Work through the data and report how many lines include the string "λύση", giving the number alone.

───── INPUT MATERIAL

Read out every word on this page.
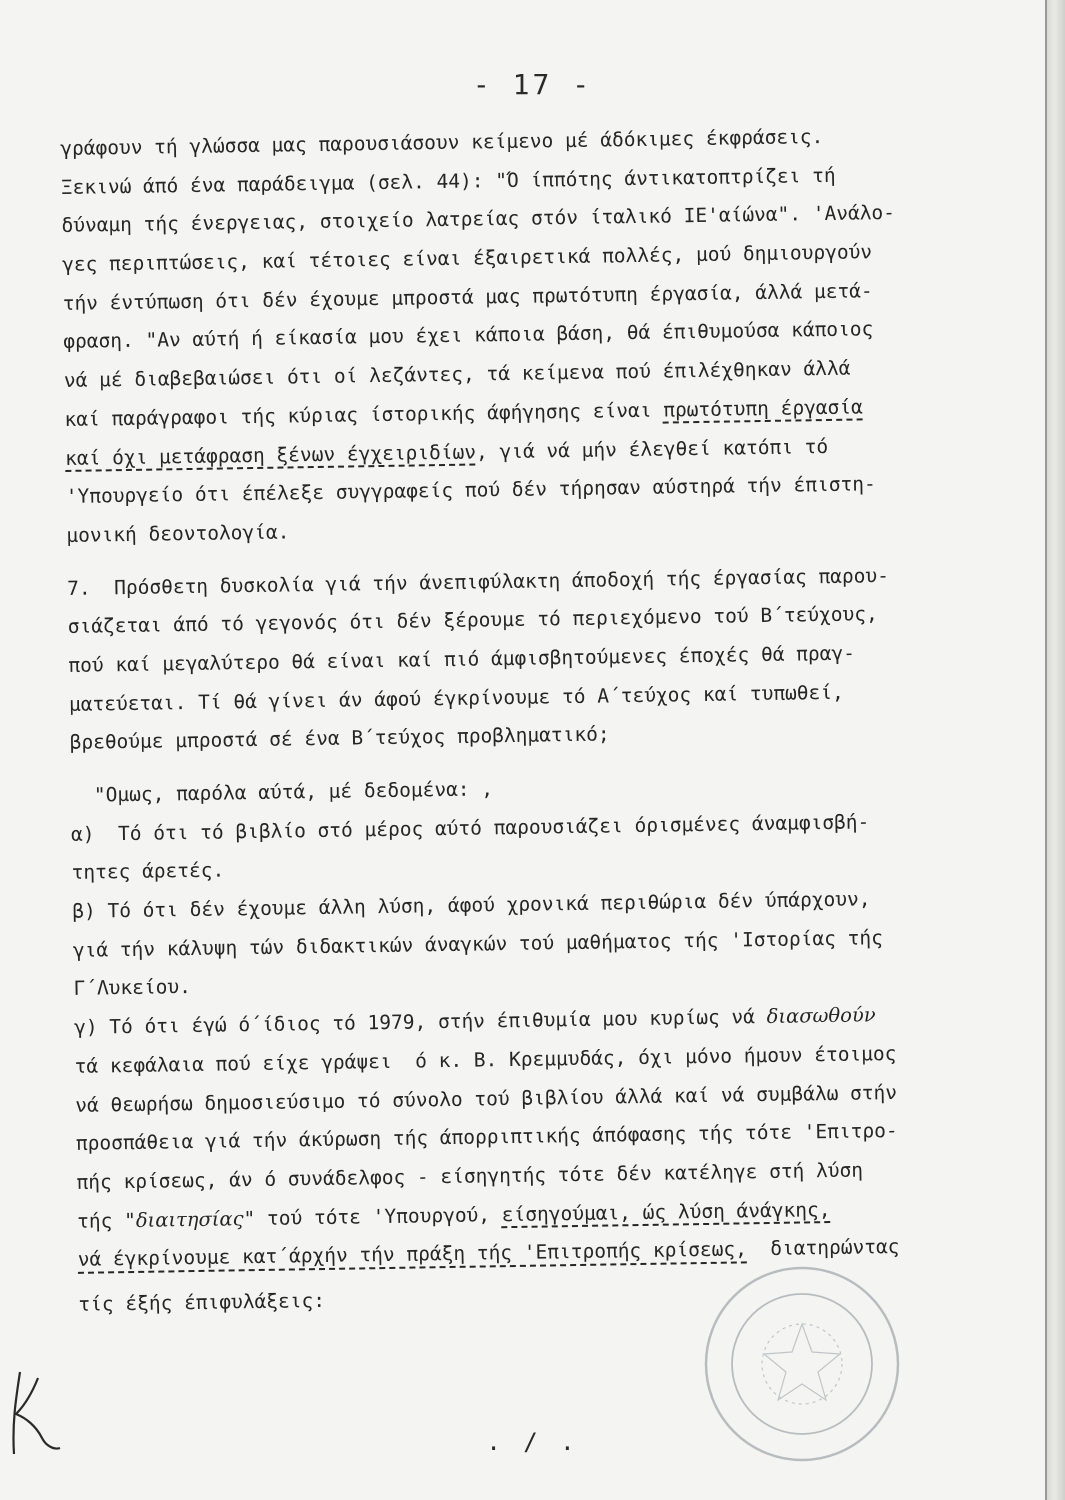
- 17 -
γράφουν τή γλώσσα μας παρουσιάσουν κείμενο μέ άδόκιμες έκφράσεις.
Ξεκινώ άπό ένα παράδειγμα (σελ. 44): "Ό ίππότης άντικατοπτρίζει τή
δύναμη τής ένεργειας, στοιχείο λατρείας στόν ίταλικό ΙΕ'αίώνα". 'Ανάλο-
γες περιπτώσεις, καί τέτοιες είναι έξαιρετικά πολλές, μού δημιουργούν
τήν έντύπωση ότι δέν έχουμε μπροστά μας πρωτότυπη έργασία, άλλά μετά-
φραση. "Αν αύτή ή είκασία μου έχει κάποια βάση, θά έπιθυμούσα κάποιος
νά μέ διαβεβαιώσει ότι οί λεζάντες, τά κείμενα πού έπιλέχθηκαν άλλά
καί παράγραφοι τής κύριας ίστορικής άφήγησης είναι πρωτότυπη έργασία
καί όχι μετάφραση ξένων έγχειριδίων, γιά νά μήν έλεγθεί κατόπι τό
'Υπουργείο ότι έπέλεξε συγγραφείς πού δέν τήρησαν αύστηρά τήν έπιστη-
μονική δεοντολογία.
7.  Πρόσθετη δυσκολία γιά τήν άνεπιφύλακτη άποδοχή τής έργασίας παρου-
σιάζεται άπό τό γεγονός ότι δέν ξέρουμε τό περιεχόμενο τού Β΄τεύχους,
πού καί μεγαλύτερο θά είναι καί πιό άμφισβητούμενες έποχές θά πραγ-
ματεύεται. Τί θά γίνει άν άφού έγκρίνουμε τό Α΄τεύχος καί τυπωθεί,
βρεθούμε μπροστά σέ ένα Β΄τεύχος προβληματικό;
"Ομως, παρόλα αύτά, μέ δεδομένα: ,
α)  Τό ότι τό βιβλίο στό μέρος αύτό παρουσιάζει όρισμένες άναμφισβή-
τητες άρετές.
β) Τό ότι δέν έχουμε άλλη λύση, άφού χρονικά περιθώρια δέν ύπάρχουν,
γιά τήν κάλυψη τών διδακτικών άναγκών τού μαθήματος τής 'Ιστορίας τής
Γ΄Λυκείου.
γ) Τό ότι έγώ ό΄ίδιος τό 1979, στήν έπιθυμία μου κυρίως νά διασωθούν
τά κεφάλαια πού είχε γράψει  ό κ. Β. Κρεμμυδάς, όχι μόνο ήμουν έτοιμος
νά θεωρήσω δημοσιεύσιμο τό σύνολο τού βιβλίου άλλά καί νά συμβάλω στήν
προσπάθεια γιά τήν άκύρωση τής άπορριπτικής άπόφασης τής τότε 'Επιτρο-
πής κρίσεως, άν ό συνάδελφος - είσηγητής τότε δέν κατέληγε στή λύση
τής "διαιτησίας" τού τότε 'Υπουργού, είσηγούμαι, ώς λύση άνάγκης,
νά έγκρίνουμε κατ΄άρχήν τήν πράξη τής 'Επιτροπής κρίσεως,  διατηρώντας
τίς έξής έπιφυλάξεις:
. / .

──────────

* [ANSWER TO THIS EXERCISE]: 3